* **WRITTEN TASK**:
In the data below, locate each line with the word "Output" and list it.

* **INPUT DATA**:
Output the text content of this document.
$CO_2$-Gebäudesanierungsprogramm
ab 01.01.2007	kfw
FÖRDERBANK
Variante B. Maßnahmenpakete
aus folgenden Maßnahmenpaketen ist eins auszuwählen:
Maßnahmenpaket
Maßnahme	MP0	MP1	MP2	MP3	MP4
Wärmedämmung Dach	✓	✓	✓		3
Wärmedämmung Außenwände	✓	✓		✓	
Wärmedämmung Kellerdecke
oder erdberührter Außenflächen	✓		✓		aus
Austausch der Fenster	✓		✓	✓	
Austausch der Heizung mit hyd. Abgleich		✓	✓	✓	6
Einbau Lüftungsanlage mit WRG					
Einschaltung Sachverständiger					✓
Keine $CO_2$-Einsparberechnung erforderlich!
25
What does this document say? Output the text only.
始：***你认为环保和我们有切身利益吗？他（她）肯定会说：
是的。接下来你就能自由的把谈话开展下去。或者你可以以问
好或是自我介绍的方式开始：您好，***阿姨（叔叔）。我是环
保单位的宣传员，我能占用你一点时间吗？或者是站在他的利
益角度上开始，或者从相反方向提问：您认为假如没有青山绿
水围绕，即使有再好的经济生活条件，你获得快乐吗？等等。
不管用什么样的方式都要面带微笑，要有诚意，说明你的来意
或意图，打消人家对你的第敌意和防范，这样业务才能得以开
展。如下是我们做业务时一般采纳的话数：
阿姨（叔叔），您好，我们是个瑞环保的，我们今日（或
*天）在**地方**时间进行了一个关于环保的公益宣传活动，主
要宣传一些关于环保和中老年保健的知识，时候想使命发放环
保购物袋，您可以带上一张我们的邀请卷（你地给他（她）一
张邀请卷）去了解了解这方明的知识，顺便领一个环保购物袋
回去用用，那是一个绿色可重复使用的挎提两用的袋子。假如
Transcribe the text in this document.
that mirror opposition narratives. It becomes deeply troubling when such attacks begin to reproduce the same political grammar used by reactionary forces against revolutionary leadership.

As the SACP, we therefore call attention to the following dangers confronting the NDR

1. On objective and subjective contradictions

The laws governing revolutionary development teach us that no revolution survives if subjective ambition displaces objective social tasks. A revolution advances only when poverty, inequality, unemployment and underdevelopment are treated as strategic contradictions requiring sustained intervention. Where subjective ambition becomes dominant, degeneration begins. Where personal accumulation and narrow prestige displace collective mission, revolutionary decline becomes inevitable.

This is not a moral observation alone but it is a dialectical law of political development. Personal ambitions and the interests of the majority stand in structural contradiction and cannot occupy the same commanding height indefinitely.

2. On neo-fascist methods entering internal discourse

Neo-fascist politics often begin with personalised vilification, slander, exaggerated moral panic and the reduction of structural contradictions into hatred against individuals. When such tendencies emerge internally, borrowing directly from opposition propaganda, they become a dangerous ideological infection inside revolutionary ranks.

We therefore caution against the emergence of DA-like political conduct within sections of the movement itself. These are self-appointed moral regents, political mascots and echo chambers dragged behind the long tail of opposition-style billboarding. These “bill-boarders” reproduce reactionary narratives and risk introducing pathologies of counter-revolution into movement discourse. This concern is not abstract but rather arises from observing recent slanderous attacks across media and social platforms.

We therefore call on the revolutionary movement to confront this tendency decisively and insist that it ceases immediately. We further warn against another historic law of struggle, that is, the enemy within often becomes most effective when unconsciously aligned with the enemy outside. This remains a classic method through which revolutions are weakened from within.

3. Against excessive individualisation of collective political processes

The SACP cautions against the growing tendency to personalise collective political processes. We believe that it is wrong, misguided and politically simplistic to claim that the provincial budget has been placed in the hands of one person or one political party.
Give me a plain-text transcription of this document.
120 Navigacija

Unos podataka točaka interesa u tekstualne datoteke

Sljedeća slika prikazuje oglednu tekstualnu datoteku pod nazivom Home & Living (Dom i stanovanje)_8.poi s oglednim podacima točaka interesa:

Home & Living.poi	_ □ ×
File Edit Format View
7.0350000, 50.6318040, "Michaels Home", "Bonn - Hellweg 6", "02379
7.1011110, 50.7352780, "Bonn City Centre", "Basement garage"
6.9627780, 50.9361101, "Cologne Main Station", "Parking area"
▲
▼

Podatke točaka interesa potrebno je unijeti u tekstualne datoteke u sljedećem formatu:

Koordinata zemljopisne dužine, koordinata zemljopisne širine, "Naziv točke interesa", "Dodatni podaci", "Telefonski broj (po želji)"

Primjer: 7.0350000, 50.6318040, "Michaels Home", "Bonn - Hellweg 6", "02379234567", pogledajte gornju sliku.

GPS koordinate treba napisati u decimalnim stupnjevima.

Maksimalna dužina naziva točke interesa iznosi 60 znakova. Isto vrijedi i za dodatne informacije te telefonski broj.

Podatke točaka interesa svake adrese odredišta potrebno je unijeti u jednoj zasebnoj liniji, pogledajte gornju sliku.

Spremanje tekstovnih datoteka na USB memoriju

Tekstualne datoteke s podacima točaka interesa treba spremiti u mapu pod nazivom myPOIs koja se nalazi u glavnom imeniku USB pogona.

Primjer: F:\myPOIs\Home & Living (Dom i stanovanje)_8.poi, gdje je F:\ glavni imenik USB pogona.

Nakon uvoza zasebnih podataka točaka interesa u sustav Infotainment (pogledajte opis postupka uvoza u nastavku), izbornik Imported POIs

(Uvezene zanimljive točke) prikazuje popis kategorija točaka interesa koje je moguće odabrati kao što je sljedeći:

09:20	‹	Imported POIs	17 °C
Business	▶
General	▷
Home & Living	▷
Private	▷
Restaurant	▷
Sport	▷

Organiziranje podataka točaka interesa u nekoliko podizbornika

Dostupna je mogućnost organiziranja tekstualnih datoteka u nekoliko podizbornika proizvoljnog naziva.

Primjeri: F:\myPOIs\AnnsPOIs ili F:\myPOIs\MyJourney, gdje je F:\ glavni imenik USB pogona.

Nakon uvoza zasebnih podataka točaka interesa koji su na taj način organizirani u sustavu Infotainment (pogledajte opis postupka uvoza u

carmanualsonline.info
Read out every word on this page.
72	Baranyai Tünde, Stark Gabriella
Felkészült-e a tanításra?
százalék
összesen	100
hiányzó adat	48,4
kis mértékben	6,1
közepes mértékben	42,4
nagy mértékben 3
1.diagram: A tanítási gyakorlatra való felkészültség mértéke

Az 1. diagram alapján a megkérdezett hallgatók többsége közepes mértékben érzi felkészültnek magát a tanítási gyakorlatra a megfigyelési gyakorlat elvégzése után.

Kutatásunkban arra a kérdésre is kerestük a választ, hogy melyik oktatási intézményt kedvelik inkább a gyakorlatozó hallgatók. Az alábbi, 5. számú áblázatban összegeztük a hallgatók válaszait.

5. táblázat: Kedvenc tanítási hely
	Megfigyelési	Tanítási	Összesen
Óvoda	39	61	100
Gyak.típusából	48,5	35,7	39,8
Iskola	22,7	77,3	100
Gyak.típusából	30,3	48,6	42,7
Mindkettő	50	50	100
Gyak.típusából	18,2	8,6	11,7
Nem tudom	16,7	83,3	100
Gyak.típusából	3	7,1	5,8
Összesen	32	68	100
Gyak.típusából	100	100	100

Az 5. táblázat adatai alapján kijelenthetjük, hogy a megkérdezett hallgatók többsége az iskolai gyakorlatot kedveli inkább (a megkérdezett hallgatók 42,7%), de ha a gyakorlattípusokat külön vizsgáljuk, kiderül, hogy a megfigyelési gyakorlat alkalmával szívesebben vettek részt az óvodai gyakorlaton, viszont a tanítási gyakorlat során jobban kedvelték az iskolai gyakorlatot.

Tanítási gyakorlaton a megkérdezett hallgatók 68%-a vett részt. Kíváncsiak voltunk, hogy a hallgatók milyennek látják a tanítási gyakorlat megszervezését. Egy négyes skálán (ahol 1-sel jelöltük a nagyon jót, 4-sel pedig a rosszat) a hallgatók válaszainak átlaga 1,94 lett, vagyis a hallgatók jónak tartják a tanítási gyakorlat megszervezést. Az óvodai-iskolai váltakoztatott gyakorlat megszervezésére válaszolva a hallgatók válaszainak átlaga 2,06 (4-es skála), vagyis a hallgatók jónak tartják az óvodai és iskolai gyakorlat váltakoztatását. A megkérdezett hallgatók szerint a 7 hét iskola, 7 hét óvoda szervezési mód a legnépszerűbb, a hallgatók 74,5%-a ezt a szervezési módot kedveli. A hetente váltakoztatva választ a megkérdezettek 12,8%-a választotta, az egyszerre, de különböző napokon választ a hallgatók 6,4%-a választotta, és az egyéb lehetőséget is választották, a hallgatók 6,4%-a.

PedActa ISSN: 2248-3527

* **SOLUTION**:
Output the text content of this document.
What does this document say? Output the text only.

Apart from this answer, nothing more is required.